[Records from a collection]

⟨

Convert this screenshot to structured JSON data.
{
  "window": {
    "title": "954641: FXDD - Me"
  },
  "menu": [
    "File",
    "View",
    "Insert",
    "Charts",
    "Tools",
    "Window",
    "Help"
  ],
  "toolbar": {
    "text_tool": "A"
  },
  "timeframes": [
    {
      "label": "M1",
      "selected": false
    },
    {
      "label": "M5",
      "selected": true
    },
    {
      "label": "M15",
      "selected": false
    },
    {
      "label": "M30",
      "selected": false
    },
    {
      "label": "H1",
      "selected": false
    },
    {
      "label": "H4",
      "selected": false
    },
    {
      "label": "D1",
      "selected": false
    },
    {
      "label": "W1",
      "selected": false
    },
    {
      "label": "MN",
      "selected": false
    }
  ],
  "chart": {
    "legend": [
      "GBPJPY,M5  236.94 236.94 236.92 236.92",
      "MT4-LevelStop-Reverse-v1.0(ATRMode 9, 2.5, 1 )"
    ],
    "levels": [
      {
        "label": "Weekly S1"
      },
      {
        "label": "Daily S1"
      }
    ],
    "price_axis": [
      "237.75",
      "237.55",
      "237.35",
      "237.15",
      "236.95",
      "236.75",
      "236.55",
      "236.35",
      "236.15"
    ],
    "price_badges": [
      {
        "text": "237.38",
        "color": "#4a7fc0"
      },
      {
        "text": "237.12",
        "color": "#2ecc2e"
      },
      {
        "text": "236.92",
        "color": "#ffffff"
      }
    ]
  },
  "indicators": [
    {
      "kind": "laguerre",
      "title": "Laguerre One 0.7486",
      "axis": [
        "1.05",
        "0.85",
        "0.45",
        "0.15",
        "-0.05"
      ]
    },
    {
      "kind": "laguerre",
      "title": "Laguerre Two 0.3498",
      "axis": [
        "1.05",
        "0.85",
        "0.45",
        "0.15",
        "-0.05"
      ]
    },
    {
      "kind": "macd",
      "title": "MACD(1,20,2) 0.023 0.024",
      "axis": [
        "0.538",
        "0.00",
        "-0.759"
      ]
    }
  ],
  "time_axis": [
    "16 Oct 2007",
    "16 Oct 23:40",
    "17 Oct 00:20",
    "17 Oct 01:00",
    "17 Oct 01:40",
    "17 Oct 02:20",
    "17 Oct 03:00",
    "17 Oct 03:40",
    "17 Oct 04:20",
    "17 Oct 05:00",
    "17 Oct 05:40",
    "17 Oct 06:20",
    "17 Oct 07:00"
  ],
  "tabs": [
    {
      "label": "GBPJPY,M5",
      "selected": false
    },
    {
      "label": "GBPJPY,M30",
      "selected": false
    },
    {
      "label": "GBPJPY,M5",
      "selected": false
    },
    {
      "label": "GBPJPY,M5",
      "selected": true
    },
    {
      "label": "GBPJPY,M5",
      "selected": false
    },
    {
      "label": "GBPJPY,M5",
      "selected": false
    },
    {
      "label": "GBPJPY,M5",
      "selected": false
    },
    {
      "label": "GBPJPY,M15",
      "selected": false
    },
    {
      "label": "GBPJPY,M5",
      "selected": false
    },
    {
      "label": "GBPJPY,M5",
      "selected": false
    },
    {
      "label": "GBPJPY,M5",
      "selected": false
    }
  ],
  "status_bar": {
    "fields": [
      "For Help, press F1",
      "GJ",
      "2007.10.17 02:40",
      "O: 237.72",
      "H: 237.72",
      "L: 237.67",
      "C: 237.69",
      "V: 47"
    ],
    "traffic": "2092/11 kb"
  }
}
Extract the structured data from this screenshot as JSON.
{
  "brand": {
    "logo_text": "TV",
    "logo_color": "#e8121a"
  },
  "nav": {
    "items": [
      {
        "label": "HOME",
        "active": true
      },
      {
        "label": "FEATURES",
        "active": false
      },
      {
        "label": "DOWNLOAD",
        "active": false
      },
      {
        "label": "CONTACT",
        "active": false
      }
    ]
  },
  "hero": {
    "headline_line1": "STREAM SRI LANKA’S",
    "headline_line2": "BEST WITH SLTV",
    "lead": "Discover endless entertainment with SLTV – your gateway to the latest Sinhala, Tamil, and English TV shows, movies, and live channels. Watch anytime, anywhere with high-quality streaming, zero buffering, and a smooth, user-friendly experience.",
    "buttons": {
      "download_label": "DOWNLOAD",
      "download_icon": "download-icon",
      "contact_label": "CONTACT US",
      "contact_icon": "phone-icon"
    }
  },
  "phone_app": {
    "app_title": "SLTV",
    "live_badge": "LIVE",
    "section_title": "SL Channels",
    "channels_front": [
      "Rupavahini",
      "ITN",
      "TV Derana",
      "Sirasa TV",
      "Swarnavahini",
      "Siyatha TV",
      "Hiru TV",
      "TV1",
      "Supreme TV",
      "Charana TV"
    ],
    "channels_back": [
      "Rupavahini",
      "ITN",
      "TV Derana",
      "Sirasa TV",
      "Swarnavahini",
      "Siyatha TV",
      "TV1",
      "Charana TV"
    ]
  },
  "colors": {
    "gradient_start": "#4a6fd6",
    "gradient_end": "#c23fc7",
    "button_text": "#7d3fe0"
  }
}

⟩

*EXERCISE BRIEF*. Return each line among the entries that holds the word "data".

*OUTPUT FOR THIS TASK*.
Convert this screenshot to structured JSON data.
Extract the structured data from this screenshot as JSON.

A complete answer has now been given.